++++ SOURCE DOCUMENT ++++

For Bud Frazer, Hollywood was almost a last-minute thought.
Oh, the notion to go there had fleetingly occurred to him a time or two while watching westerns at the local theatre. After awhile, he reasoned that if movie cowboys could get paid for riding, then so could he; riding was something he knew well. Winning second-prize rodeo money only sealed the idea.
It was 1938, and Bud’s parents worked on somebody else’s Oregon ranch, after having lost their own. Bud was eighteen, and Hollywood sounded good; he couldn’t bear to go with his folks, away from the land he considered home. There was just no point. After his sister died, there was nothing left to say.
And as the bus crossed into California from Oregon , Bud met Lily Shaw.
She wasn’t much to look at; she was older than Bud, but he decided he liked her anyhow. She was bold; said she was headed to Hollywood to be a screenwriter, and she seemed to know what she was talking about. Once they hit town, she even pointed him toward a place to stay.
She couldn’t help with work, but Bud managed that. He spent a couple months wrangling on a ranch that provided horses for movie companies, then a ramrod gave him decent money for stunt riding. He worked a few movies, collected a few scars, and learned enough about the industry to sour him. Every now and then, he called his parents, and he thought about Lily Shaw.
She was irritating, driven, and courageous, always acting like she was smarter. She liked to pretend that she had things to teach him.
It took years for Bud to learn…
I had a bit of a hard time with “Falling from Horses” at first. It’s slow, and moseys a little too much; in fact, I almost quit it twice.
But then, after 30 pages or so, I gasped at one of author Molly Gloss’s small plotlines. My “awwww” response was on high, and I realized that I was completely wrapped up in what’s ultimately a quiet novel of friendship and haunting memories.
The kicker is in the way that Gloss ekes out her backstory. Through that, we get to know characters that are integral to the tale but that barely make an appearance in it. Those glimpses were my favorite part here because they act to smooth out the edges of the rest of the novel. And no, I can’t tell you more.
Again, this book starts slow but stick with it. It’s worth it in the end, especially if you like old movies, old cowboys, or gentle tales. For you, “Falling from Horses” could be all you wish for.

++++ DATA SHOWN ++++

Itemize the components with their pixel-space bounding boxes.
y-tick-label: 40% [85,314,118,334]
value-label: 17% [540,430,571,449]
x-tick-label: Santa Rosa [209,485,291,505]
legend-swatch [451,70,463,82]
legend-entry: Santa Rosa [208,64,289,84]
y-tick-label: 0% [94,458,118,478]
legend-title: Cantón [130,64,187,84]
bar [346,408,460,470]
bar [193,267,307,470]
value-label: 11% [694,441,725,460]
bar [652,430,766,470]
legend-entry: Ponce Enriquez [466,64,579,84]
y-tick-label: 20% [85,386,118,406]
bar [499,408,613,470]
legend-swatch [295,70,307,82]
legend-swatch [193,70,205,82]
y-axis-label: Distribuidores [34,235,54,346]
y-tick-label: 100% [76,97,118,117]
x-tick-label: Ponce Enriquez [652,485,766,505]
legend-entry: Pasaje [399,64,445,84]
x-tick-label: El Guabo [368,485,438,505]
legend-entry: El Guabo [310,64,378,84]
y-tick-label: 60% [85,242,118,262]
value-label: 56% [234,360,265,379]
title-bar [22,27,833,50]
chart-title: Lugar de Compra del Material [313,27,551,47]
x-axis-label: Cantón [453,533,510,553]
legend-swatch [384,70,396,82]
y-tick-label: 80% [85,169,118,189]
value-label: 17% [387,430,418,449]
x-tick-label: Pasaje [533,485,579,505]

++++

PROMPT 1:
Translate this sentence from the book review into Spanish: "She couldn’t help with work, but Bud managed that."
PROMPT 2:
Write out the part of the book review that begins at the words "But then, after" and stops after "tell you more.", changing "novel" to "story" throughout.
The listing is separate material and has nothing to do with the book review.

WRITTEN RESPONSE 1:
Ella no pudo ayudar con el trabajo, pero Bud se encargó de eso.

WRITTEN RESPONSE 2:
But then, after 30 pages or so, I gasped at one of author Molly Gloss’s small plotlines. My “awwww” response was on high, and I realized that I was completely wrapped up in what’s ultimately a quiet story of friendship and haunting memories.
The kicker is in the way that Gloss ekes out her backstory. Through that, we get to know characters that are integral to the tale but that barely make an appearance in it. Those glimpses were my favorite part here because they act to smooth out the edges of the rest of the story. And no, I can’t tell you more.